* **EXERCISE**
Repeat each line word for word.

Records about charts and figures
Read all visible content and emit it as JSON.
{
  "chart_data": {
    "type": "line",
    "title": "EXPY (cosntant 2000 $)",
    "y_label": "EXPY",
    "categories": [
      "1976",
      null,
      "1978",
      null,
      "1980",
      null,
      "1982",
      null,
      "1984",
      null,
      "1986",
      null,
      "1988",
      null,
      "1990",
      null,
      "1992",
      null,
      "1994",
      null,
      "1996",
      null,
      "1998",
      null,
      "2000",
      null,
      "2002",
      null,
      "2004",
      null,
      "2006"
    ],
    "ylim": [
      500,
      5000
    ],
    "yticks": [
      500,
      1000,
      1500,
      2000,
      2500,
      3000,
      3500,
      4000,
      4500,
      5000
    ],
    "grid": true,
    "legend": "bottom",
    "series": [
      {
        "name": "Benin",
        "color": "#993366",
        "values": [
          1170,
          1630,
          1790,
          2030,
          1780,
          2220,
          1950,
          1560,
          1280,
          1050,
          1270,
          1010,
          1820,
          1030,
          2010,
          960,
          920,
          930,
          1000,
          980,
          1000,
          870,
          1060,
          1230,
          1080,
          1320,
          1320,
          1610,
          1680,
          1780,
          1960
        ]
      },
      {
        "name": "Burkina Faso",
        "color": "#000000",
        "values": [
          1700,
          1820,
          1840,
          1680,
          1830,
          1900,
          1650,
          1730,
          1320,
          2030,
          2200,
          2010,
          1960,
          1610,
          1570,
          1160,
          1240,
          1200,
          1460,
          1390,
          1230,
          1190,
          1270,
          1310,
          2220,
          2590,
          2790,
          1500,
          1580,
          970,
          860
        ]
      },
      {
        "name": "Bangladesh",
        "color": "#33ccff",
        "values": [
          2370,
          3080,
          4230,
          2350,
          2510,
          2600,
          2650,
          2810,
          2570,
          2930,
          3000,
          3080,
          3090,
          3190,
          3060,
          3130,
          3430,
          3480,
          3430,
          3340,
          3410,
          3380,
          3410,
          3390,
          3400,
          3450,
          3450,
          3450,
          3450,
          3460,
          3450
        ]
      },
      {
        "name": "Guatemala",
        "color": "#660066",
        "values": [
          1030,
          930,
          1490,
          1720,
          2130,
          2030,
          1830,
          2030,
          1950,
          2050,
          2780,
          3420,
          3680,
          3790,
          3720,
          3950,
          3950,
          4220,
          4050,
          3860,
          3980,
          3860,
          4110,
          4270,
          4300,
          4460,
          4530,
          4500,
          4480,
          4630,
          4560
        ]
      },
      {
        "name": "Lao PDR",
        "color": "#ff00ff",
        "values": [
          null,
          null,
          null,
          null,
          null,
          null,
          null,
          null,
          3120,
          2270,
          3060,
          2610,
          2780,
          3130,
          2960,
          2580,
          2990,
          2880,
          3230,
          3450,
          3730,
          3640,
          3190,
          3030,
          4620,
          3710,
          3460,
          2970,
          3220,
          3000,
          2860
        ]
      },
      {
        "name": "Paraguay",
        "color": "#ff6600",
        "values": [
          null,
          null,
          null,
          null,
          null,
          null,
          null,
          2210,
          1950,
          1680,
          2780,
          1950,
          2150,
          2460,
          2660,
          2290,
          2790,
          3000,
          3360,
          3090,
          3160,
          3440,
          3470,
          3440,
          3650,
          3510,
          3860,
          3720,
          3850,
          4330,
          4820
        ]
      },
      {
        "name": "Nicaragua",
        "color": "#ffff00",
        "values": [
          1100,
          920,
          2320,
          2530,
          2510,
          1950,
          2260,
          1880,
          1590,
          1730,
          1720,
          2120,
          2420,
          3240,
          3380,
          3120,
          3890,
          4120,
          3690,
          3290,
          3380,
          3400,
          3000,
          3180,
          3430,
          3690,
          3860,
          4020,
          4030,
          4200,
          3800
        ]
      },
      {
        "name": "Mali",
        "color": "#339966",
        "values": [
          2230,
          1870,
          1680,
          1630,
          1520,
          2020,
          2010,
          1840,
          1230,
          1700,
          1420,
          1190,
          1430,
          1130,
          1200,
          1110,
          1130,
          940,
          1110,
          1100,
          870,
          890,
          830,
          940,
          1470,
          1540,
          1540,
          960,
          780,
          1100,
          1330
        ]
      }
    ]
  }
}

* **ANSWER**
Read all visible content and emit it as JSON.
{
  "chart_data": {
    "type": "line",
    "title": "EXPY (cosntant 2000 $)",
    "y_label": "EXPY",
    "categories": [
      "1976",
      null,
      "1978",
      null,
      "1980",
      null,
      "1982",
      null,
      "1984",
      null,
      "1986",
      null,
      "1988",
      null,
      "1990",
      null,
      "1992",
      null,
      "1994",
      null,
      "1996",
      null,
      "1998",
      null,
      "2000",
      null,
      "2002",
      null,
      "2004",
      null,
      "2006"
    ],
    "ylim": [
      500,
      5000
    ],
    "yticks": [
      500,
      1000,
      1500,
      2000,
      2500,
      3000,
      3500,
      4000,
      4500,
      5000
    ],
    "grid": true,
    "legend": "bottom",
    "series": [
      {
        "name": "Benin",
        "color": "#993366",
        "values": [
          1170,
          1630,
          1790,
          2030,
          1780,
          2220,
          1950,
          1560,
          1280,
          1050,
          1270,
          1010,
          1820,
          1030,
          2010,
          960,
          920,
          930,
          1000,
          980,
          1000,
          870,
          1060,
          1230,
          1080,
          1320,
          1320,
          1610,
          1680,
          1780,
          1960
        ]
      },
      {
        "name": "Burkina Faso",
        "color": "#000000",
        "values": [
          1700,
          1820,
          1840,
          1680,
          1830,
          1900,
          1650,
          1730,
          1320,
          2030,
          2200,
          2010,
          1960,
          1610,
          1570,
          1160,
          1240,
          1200,
          1460,
          1390,
          1230,
          1190,
          1270,
          1310,
          2220,
          2590,
          2790,
          1500,
          1580,
          970,
          860
        ]
      },
      {
        "name": "Bangladesh",
        "color": "#33ccff",
        "values": [
          2370,
          3080,
          4230,
          2350,
          2510,
          2600,
          2650,
          2810,
          2570,
          2930,
          3000,
          3080,
          3090,
          3190,
          3060,
          3130,
          3430,
          3480,
          3430,
          3340,
          3410,
          3380,
          3410,
          3390,
          3400,
          3450,
          3450,
          3450,
          3450,
          3460,
          3450
        ]
      },
      {
        "name": "Guatemala",
        "color": "#660066",
        "values": [
          1030,
          930,
          1490,
          1720,
          2130,
          2030,
          1830,
          2030,
          1950,
          2050,
          2780,
          3420,
          3680,
          3790,
          3720,
          3950,
          3950,
          4220,
          4050,
          3860,
          3980,
          3860,
          4110,
          4270,
          4300,
          4460,
          4530,
          4500,
          4480,
          4630,
          4560
        ]
      },
      {
        "name": "Lao PDR",
        "color": "#ff00ff",
        "values": [
          null,
          null,
          null,
          null,
          null,
          null,
          null,
          null,
          3120,
          2270,
          3060,
          2610,
          2780,
          3130,
          2960,
          2580,
          2990,
          2880,
          3230,
          3450,
          3730,
          3640,
          3190,
          3030,
          4620,
          3710,
          3460,
          2970,
          3220,
          3000,
          2860
        ]
      },
      {
        "name": "Paraguay",
        "color": "#ff6600",
        "values": [
          null,
          null,
          null,
          null,
          null,
          null,
          null,
          2210,
          1950,
          1680,
          2780,
          1950,
          2150,
          2460,
          2660,
          2290,
          2790,
          3000,
          3360,
          3090,
          3160,
          3440,
          3470,
          3440,
          3650,
          3510,
          3860,
          3720,
          3850,
          4330,
          4820
        ]
      },
      {
        "name": "Nicaragua",
        "color": "#ffff00",
        "values": [
          1100,
          920,
          2320,
          2530,
          2510,
          1950,
          2260,
          1880,
          1590,
          1730,
          1720,
          2120,
          2420,
          3240,
          3380,
          3120,
          3890,
          4120,
          3690,
          3290,
          3380,
          3400,
          3000,
          3180,
          3430,
          3690,
          3860,
          4020,
          4030,
          4200,
          3800
        ]
      },
      {
        "name": "Mali",
        "color": "#339966",
        "values": [
          2230,
          1870,
          1680,
          1630,
          1520,
          2020,
          2010,
          1840,
          1230,
          1700,
          1420,
          1190,
          1430,
          1130,
          1200,
          1110,
          1130,
          940,
          1110,
          1100,
          870,
          890,
          830,
          940,
          1470,
          1540,
          1540,
          960,
          780,
          1100,
          1330
        ]
      }
    ]
  }
}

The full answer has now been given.